Each record must be reproduced exactly as it is shown.

Given entries.
# # #

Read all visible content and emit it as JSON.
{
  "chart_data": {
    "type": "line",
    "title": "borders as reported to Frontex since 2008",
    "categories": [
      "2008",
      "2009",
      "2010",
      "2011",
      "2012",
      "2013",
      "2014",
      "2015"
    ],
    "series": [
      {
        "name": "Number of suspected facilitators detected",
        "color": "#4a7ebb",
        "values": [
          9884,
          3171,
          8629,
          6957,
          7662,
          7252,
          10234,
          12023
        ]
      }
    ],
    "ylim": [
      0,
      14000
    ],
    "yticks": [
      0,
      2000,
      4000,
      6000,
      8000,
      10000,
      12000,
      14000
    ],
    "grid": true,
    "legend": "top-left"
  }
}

# # #

Task solution.
Read all visible content and emit it as JSON.
{
  "chart_data": {
    "type": "line",
    "title": "borders as reported to Frontex since 2008",
    "categories": [
      "2008",
      "2009",
      "2010",
      "2011",
      "2012",
      "2013",
      "2014",
      "2015"
    ],
    "series": [
      {
        "name": "Number of suspected facilitators detected",
        "color": "#4a7ebb",
        "values": [
          9884,
          3171,
          8629,
          6957,
          7662,
          7252,
          10234,
          12023
        ]
      }
    ],
    "ylim": [
      0,
      14000
    ],
    "yticks": [
      0,
      2000,
      4000,
      6000,
      8000,
      10000,
      12000,
      14000
    ],
    "grid": true,
    "legend": "top-left"
  }
}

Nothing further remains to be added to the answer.